→ **GIVEN PROBLEM**
Return a copy of each line that holds the string "digital".

— start —

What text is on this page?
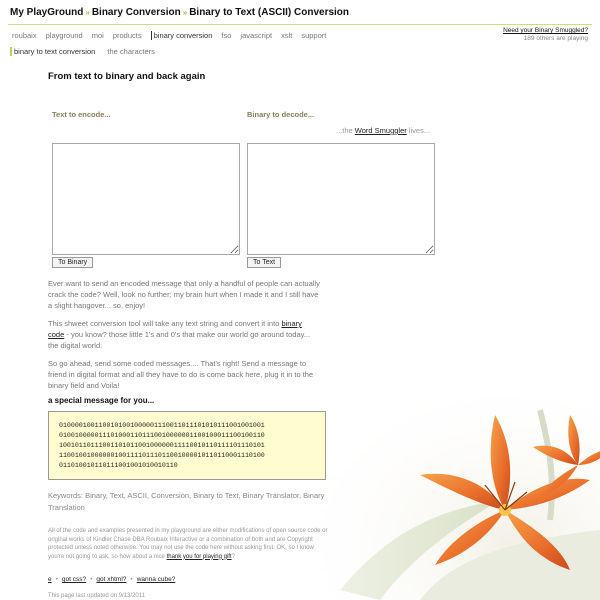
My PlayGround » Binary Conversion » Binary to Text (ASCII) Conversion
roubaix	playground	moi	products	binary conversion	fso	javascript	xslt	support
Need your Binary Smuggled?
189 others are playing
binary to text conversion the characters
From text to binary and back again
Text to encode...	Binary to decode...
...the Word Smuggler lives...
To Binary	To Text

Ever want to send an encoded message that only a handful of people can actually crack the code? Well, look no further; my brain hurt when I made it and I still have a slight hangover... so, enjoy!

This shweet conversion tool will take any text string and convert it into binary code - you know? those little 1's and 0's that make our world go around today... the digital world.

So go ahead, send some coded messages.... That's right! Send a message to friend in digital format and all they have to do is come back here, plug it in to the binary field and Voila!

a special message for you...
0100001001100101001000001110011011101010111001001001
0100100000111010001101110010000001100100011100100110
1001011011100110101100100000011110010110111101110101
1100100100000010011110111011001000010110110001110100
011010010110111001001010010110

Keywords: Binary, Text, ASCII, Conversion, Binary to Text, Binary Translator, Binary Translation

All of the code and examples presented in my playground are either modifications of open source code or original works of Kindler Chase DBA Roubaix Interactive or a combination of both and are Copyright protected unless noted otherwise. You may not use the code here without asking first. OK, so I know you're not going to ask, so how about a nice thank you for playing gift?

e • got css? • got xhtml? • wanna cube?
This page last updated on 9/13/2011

— end —
— start —

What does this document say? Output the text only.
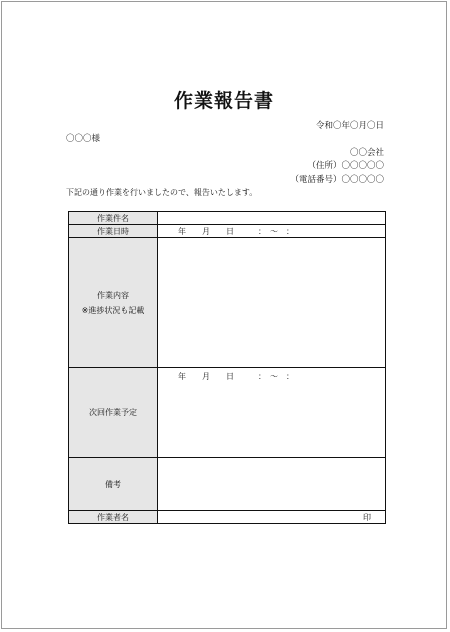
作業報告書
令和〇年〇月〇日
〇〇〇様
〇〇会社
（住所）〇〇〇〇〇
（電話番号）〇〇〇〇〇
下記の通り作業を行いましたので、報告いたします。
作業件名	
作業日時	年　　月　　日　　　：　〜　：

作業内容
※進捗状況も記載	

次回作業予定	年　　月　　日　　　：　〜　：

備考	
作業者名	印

— end —
— start —

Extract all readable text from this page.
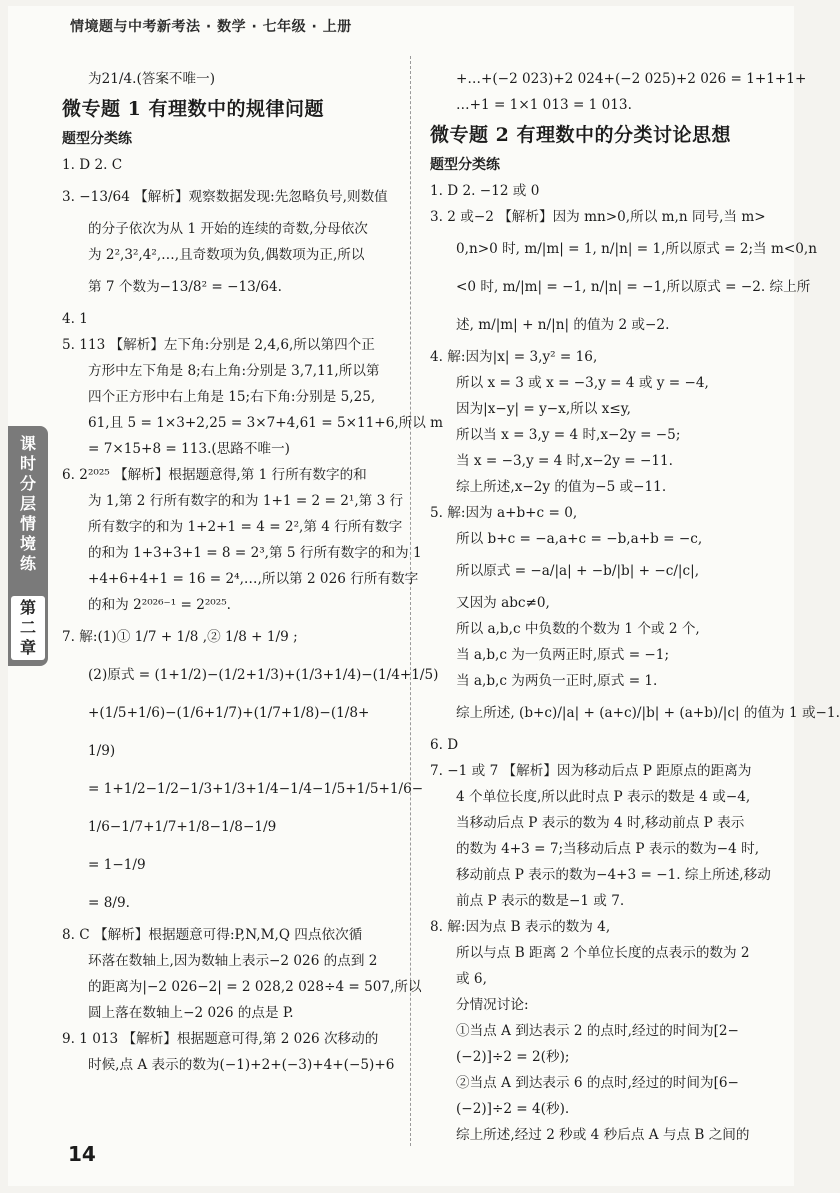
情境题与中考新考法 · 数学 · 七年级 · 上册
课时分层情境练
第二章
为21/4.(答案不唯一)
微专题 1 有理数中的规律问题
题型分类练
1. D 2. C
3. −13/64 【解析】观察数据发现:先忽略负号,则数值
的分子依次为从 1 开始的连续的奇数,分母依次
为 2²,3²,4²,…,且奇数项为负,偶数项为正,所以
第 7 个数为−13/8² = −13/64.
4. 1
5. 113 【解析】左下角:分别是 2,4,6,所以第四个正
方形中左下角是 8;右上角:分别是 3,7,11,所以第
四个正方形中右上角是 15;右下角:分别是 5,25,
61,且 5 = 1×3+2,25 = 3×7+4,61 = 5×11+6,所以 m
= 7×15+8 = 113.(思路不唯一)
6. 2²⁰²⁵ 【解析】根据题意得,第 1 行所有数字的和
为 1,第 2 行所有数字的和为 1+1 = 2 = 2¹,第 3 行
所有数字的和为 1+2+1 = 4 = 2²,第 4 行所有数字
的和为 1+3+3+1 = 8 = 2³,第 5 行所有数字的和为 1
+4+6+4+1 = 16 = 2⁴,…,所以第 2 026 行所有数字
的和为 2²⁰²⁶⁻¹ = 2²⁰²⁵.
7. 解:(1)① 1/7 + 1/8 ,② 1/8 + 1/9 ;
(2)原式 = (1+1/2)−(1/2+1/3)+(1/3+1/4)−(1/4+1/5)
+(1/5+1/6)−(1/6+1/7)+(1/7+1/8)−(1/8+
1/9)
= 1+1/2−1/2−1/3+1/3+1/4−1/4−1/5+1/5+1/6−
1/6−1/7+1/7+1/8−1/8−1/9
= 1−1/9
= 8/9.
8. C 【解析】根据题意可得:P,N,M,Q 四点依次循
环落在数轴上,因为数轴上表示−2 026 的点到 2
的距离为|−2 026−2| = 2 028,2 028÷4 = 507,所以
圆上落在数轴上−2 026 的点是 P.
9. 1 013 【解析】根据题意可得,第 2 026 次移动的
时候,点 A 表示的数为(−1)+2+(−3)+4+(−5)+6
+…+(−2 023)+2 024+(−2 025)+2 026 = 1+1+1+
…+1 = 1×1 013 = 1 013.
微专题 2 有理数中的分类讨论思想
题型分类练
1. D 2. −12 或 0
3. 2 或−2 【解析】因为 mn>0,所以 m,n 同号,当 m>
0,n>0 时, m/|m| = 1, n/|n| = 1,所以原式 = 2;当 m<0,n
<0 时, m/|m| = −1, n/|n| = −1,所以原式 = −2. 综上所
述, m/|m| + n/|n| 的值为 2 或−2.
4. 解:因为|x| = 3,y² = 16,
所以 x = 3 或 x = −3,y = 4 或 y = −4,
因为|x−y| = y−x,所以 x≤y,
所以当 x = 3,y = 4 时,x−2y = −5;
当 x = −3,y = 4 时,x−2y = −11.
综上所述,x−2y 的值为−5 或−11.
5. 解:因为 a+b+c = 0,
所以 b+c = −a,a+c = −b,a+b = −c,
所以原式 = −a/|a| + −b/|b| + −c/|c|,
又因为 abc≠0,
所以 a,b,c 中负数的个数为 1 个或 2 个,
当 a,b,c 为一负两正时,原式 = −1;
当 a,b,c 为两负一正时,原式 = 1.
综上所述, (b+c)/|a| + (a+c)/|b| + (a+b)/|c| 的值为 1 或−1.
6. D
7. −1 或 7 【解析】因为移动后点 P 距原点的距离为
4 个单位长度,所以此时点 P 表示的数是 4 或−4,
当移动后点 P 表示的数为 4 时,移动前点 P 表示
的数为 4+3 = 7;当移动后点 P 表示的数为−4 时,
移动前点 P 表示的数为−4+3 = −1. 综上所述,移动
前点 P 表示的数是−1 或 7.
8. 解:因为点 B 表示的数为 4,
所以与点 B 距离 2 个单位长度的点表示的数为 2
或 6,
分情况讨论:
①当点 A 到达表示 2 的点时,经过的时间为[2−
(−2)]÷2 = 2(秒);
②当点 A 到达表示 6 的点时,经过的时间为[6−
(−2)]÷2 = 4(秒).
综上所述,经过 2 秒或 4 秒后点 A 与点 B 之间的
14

— end —

→ **COMPLETE OUTPUT**
This shweet conversion tool will take any text string and convert it into binary code - you know? those little 1's and 0's that make our world go around today... the digital world.
So go ahead, send some coded messages.... That's right! Send a message to friend in digital format and all they have to do is come back here, plug it in to the binary field and Voila!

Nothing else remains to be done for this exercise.